Given entries:
◇ ◇ ◇ ◇

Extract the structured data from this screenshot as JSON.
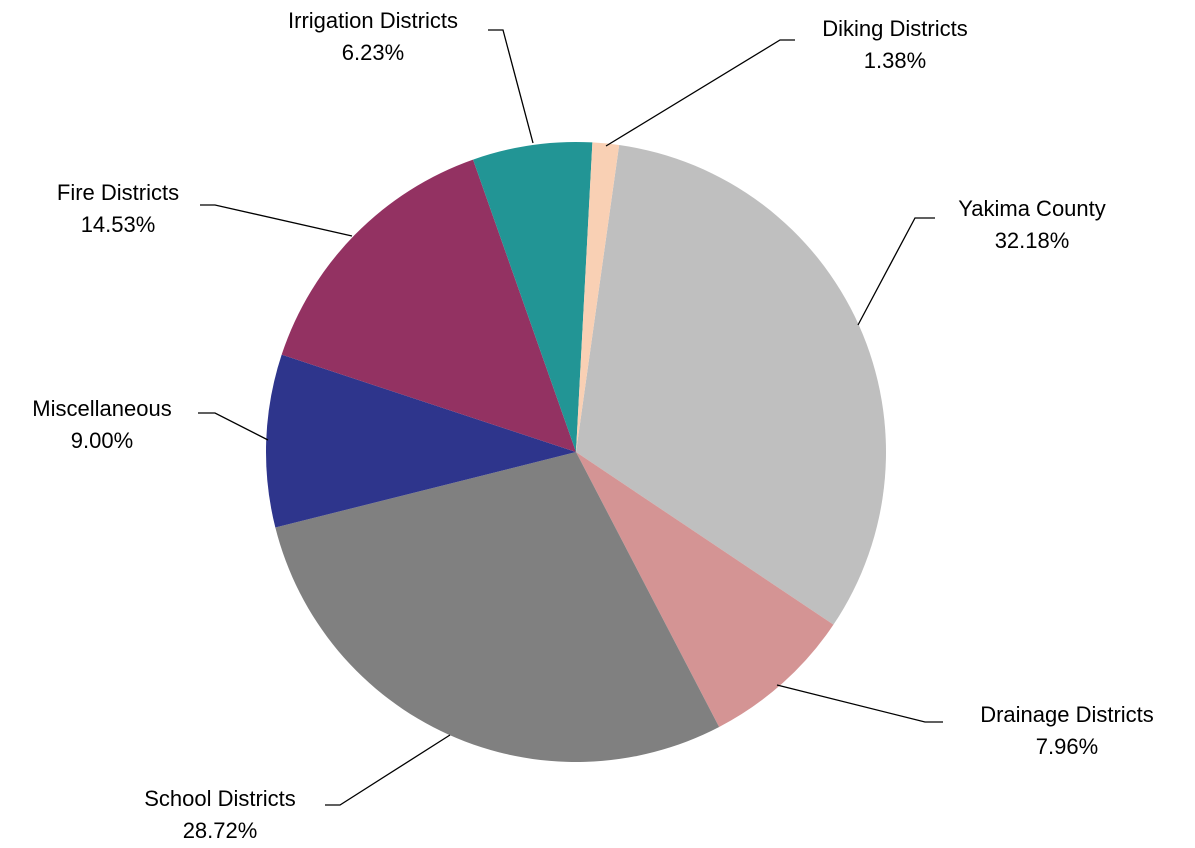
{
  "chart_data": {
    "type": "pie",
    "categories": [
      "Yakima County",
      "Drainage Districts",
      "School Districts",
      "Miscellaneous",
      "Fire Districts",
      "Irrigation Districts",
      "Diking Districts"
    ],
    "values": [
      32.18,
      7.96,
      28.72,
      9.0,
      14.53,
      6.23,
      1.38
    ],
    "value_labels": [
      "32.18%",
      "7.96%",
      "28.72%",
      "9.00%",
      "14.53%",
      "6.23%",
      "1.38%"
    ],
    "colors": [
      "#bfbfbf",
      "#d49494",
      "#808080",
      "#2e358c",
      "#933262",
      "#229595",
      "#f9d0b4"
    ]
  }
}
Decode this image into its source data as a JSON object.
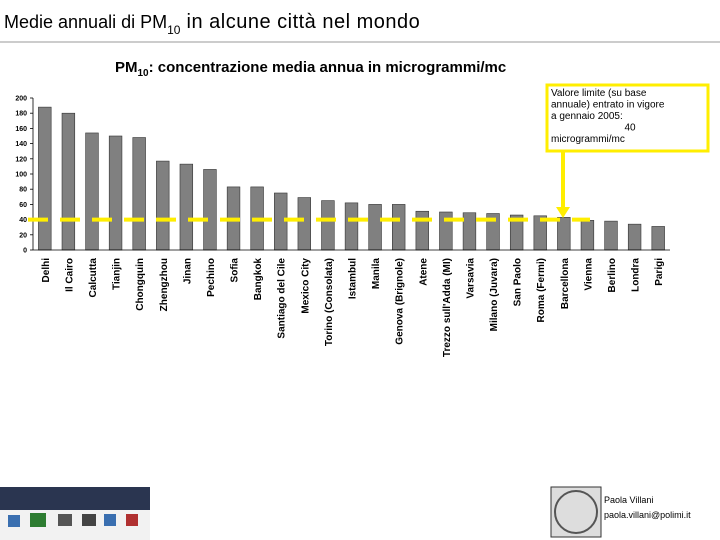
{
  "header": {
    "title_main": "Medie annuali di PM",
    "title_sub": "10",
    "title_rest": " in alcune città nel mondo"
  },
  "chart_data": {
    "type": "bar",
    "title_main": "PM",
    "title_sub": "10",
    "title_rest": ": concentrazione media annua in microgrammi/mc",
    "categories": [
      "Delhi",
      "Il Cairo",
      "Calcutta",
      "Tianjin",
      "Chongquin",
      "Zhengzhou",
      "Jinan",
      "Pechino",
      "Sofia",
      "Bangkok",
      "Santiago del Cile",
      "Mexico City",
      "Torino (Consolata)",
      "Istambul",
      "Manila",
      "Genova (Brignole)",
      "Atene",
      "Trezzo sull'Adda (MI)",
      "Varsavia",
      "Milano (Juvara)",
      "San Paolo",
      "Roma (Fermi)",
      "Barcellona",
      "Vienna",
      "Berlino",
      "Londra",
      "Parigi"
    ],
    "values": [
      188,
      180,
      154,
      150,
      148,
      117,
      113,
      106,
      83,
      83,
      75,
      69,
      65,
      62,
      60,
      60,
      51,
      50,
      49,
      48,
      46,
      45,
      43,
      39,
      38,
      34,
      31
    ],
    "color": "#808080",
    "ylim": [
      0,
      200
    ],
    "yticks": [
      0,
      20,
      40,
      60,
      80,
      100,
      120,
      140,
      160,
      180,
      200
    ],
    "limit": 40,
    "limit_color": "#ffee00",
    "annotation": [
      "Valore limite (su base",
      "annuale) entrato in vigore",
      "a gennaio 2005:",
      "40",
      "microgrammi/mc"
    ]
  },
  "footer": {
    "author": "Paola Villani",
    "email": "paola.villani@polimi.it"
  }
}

◇ ◇ ◇ ◇

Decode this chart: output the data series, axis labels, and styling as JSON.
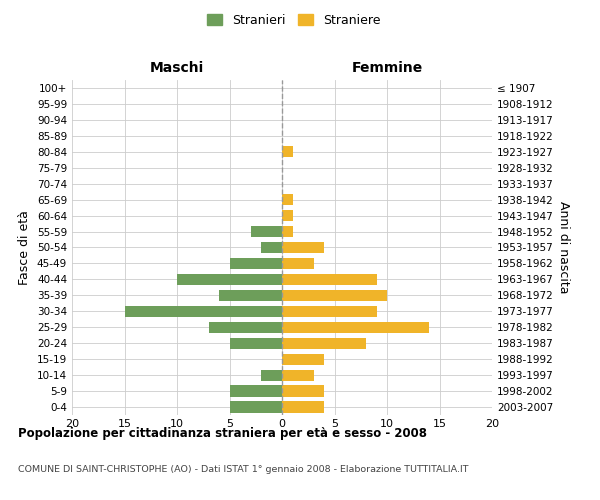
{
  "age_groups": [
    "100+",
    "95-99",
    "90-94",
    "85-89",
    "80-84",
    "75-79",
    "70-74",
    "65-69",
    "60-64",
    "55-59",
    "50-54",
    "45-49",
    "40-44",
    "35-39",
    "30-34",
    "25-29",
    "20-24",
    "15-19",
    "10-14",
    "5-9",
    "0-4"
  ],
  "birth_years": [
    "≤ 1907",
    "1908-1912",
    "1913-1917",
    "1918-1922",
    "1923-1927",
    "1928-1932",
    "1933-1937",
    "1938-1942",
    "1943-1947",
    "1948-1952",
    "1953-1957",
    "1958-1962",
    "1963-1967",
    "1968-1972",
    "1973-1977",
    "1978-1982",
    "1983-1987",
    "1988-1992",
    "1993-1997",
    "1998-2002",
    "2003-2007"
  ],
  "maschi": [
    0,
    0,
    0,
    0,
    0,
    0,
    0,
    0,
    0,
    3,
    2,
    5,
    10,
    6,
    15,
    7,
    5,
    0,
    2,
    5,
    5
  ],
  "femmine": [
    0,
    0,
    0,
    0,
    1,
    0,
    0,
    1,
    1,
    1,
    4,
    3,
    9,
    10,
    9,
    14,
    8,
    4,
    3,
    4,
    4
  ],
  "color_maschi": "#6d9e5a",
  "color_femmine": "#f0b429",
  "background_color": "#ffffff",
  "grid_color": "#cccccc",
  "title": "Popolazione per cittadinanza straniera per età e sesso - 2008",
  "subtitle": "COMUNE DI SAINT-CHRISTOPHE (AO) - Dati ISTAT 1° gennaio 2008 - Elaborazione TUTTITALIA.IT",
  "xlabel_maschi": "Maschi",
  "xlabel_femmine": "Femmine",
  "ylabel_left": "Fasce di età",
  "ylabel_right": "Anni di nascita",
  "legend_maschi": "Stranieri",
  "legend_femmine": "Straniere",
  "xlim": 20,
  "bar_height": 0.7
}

◇ ◇ ◇ ◇

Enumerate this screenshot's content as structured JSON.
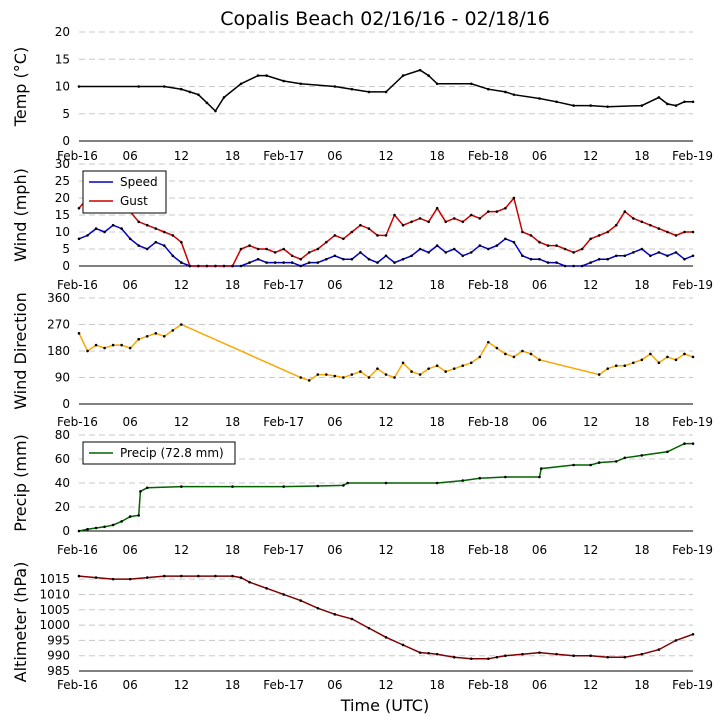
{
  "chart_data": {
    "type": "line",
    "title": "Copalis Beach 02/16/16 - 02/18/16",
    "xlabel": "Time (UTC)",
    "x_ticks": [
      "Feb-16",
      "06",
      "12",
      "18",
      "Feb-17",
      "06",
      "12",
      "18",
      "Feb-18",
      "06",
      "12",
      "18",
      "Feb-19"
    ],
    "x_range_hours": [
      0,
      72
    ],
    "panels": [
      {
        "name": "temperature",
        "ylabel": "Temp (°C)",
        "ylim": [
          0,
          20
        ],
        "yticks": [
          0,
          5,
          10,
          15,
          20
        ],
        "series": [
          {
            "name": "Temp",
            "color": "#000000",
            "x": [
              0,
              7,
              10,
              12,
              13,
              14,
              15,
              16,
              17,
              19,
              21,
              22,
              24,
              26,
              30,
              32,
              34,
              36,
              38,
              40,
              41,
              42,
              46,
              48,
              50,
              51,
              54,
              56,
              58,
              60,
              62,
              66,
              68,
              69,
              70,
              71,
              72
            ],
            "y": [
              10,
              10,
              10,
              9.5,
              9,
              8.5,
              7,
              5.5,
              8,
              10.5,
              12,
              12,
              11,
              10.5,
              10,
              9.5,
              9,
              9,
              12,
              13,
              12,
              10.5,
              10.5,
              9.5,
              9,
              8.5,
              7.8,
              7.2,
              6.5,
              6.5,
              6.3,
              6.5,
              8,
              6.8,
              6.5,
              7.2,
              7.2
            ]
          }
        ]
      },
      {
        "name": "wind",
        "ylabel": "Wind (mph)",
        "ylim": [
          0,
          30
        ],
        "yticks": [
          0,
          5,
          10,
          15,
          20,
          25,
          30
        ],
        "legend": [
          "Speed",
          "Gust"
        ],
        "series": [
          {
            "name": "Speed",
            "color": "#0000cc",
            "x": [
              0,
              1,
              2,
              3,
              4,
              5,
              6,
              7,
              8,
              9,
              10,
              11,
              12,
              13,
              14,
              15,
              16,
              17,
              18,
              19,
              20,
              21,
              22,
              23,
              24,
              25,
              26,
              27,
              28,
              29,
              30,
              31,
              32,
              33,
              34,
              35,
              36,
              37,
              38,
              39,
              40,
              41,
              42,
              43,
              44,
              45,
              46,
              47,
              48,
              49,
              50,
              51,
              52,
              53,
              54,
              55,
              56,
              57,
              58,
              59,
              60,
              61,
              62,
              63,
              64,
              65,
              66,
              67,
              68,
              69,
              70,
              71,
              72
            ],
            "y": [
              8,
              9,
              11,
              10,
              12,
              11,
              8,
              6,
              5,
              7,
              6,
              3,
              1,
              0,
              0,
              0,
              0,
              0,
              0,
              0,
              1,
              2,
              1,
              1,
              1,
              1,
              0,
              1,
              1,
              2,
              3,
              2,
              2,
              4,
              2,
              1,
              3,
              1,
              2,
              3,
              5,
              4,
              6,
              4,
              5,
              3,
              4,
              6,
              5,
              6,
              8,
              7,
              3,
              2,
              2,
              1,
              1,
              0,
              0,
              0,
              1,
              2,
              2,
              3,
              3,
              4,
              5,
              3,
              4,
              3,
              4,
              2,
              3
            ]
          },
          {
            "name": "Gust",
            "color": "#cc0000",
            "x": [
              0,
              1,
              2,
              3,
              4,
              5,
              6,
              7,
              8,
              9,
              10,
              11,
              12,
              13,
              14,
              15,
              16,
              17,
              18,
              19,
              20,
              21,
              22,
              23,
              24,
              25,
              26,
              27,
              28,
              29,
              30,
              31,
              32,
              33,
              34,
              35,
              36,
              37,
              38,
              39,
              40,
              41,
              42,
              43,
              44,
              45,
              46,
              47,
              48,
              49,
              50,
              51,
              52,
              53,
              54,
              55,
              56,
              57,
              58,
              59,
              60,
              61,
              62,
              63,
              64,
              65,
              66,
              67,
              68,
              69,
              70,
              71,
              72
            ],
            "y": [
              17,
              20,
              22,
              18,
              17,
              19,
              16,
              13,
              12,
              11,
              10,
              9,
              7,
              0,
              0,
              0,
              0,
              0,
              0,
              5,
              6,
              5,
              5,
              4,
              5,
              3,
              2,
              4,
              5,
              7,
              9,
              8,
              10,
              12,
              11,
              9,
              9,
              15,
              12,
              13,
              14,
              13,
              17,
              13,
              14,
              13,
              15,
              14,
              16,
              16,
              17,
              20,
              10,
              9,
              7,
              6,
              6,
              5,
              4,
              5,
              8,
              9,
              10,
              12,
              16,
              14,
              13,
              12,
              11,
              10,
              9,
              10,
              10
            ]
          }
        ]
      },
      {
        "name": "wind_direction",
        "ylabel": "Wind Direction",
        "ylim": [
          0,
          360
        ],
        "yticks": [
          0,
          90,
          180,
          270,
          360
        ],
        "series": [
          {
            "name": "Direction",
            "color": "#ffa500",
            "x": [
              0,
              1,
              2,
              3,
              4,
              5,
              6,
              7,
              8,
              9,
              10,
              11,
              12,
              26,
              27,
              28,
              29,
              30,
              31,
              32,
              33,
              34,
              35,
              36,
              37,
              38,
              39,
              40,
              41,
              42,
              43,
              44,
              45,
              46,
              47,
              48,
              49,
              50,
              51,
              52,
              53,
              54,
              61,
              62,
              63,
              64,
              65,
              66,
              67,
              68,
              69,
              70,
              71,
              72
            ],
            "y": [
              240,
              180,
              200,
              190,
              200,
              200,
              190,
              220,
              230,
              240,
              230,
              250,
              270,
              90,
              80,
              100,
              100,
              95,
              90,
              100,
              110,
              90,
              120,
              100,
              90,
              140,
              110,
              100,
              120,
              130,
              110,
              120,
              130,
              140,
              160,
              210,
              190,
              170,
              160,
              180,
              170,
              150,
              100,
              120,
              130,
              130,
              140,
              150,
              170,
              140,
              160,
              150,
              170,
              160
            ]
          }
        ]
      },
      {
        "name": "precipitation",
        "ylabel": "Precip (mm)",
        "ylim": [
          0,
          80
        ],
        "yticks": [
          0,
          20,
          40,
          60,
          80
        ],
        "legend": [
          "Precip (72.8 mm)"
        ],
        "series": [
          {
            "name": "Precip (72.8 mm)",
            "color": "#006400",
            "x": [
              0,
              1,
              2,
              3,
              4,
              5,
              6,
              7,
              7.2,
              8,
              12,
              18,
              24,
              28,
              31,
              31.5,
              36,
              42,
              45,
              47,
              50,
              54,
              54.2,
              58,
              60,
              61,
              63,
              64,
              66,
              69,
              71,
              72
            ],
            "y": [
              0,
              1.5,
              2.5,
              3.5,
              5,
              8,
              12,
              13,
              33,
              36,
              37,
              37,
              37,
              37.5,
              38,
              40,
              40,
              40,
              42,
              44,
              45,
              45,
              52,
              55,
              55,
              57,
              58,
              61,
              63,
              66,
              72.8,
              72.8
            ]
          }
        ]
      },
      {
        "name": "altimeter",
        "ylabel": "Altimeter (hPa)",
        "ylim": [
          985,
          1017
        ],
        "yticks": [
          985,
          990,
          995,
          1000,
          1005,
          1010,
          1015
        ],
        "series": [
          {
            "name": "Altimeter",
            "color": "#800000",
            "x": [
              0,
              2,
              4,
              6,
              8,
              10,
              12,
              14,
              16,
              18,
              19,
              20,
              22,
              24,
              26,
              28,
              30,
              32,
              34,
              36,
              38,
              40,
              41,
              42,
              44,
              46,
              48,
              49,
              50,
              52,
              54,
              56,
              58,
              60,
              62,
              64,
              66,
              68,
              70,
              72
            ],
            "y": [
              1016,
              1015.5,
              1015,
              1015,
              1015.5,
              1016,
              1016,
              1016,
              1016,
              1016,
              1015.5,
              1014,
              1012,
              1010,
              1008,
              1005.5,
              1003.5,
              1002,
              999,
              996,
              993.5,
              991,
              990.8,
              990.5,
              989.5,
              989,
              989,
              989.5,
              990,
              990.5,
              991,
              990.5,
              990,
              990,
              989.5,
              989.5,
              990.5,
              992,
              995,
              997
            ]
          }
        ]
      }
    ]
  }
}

◇ ◇ ◇ ◇

Written request: Copy all lines in the listing above where the string "Districts" appears.

Exercise solution:
      "Drainage Districts",
      "School Districts",
      "Fire Districts",
      "Irrigation Districts",
      "Diking Districts"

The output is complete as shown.